The data below must be copied in full and without any change.

----- Information given -----

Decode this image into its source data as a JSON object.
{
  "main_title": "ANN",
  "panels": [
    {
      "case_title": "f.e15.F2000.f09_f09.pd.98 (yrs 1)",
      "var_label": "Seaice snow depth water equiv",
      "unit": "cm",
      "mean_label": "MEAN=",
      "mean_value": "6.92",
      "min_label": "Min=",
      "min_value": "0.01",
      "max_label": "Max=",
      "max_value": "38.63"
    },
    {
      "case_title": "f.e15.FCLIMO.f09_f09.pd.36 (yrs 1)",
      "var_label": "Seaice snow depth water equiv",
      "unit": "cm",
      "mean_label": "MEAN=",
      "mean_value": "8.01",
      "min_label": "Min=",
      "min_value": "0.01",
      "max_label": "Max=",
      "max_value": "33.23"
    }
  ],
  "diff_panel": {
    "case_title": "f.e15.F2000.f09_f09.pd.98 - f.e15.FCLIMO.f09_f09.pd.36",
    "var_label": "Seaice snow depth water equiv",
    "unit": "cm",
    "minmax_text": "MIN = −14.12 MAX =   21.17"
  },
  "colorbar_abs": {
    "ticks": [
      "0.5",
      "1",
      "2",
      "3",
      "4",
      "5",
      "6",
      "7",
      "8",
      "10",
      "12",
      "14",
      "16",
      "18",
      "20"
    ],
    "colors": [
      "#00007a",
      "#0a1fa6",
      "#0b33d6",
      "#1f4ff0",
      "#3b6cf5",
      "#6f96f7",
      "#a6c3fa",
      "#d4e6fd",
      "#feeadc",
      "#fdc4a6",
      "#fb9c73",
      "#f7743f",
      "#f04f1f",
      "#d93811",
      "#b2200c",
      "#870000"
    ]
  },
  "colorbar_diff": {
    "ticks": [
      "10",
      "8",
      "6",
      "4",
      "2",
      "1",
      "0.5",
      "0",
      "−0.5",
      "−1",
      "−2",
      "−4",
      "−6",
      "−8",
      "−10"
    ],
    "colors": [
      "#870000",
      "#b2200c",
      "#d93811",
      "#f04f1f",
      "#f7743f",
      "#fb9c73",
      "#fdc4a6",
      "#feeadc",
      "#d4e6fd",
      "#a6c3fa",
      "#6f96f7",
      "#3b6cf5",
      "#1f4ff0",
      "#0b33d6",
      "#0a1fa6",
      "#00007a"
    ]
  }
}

-----

Expected answer →
Decode this image into its source data as a JSON object.
{
  "main_title": "ANN",
  "panels": [
    {
      "case_title": "f.e15.F2000.f09_f09.pd.98 (yrs 1)",
      "var_label": "Seaice snow depth water equiv",
      "unit": "cm",
      "mean_label": "MEAN=",
      "mean_value": "6.92",
      "min_label": "Min=",
      "min_value": "0.01",
      "max_label": "Max=",
      "max_value": "38.63"
    },
    {
      "case_title": "f.e15.FCLIMO.f09_f09.pd.36 (yrs 1)",
      "var_label": "Seaice snow depth water equiv",
      "unit": "cm",
      "mean_label": "MEAN=",
      "mean_value": "8.01",
      "min_label": "Min=",
      "min_value": "0.01",
      "max_label": "Max=",
      "max_value": "33.23"
    }
  ],
  "diff_panel": {
    "case_title": "f.e15.F2000.f09_f09.pd.98 - f.e15.FCLIMO.f09_f09.pd.36",
    "var_label": "Seaice snow depth water equiv",
    "unit": "cm",
    "minmax_text": "MIN = −14.12 MAX =   21.17"
  },
  "colorbar_abs": {
    "ticks": [
      "0.5",
      "1",
      "2",
      "3",
      "4",
      "5",
      "6",
      "7",
      "8",
      "10",
      "12",
      "14",
      "16",
      "18",
      "20"
    ],
    "colors": [
      "#00007a",
      "#0a1fa6",
      "#0b33d6",
      "#1f4ff0",
      "#3b6cf5",
      "#6f96f7",
      "#a6c3fa",
      "#d4e6fd",
      "#feeadc",
      "#fdc4a6",
      "#fb9c73",
      "#f7743f",
      "#f04f1f",
      "#d93811",
      "#b2200c",
      "#870000"
    ]
  },
  "colorbar_diff": {
    "ticks": [
      "10",
      "8",
      "6",
      "4",
      "2",
      "1",
      "0.5",
      "0",
      "−0.5",
      "−1",
      "−2",
      "−4",
      "−6",
      "−8",
      "−10"
    ],
    "colors": [
      "#870000",
      "#b2200c",
      "#d93811",
      "#f04f1f",
      "#f7743f",
      "#fb9c73",
      "#fdc4a6",
      "#feeadc",
      "#d4e6fd",
      "#a6c3fa",
      "#6f96f7",
      "#3b6cf5",
      "#1f4ff0",
      "#0b33d6",
      "#0a1fa6",
      "#00007a"
    ]
  }
}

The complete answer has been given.